▶ _SET TASK_:
Take from the listing each line that has the string "this".

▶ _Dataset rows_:
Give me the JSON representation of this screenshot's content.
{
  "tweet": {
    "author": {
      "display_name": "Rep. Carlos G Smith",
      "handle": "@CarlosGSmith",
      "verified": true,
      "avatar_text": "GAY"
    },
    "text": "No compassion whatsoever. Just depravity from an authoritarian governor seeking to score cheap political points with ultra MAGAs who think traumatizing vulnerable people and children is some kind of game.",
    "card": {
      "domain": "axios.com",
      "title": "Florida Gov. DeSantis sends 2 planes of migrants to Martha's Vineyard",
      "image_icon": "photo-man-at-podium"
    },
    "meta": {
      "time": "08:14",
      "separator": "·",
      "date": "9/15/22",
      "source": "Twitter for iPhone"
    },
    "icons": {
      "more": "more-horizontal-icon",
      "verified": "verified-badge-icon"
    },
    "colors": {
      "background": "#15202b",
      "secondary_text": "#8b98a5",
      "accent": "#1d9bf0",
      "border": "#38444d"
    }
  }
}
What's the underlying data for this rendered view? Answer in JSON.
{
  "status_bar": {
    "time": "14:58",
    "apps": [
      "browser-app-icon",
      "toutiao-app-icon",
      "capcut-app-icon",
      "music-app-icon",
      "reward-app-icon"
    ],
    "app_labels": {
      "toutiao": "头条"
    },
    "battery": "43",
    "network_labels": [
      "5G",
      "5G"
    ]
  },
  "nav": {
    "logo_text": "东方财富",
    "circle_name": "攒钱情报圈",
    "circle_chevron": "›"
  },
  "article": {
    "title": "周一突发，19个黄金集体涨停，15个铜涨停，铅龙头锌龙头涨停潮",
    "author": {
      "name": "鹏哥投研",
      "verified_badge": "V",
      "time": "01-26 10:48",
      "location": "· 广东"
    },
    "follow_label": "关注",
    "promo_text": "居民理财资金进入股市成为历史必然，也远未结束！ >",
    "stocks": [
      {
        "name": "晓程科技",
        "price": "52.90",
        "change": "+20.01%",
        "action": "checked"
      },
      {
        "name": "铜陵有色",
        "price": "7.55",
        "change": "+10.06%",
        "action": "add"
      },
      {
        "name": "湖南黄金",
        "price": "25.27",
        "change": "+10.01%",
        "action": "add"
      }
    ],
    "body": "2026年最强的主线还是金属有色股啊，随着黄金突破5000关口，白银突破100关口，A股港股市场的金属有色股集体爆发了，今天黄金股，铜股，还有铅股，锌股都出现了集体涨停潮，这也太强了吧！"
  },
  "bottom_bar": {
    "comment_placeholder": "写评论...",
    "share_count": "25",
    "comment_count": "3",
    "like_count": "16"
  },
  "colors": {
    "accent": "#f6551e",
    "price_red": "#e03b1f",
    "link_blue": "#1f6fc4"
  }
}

▶ _FINISHED EXERCISE_:
Give me the JSON representation of this screenshot's content.
What's the underlying data for this rendered view? Answer in JSON.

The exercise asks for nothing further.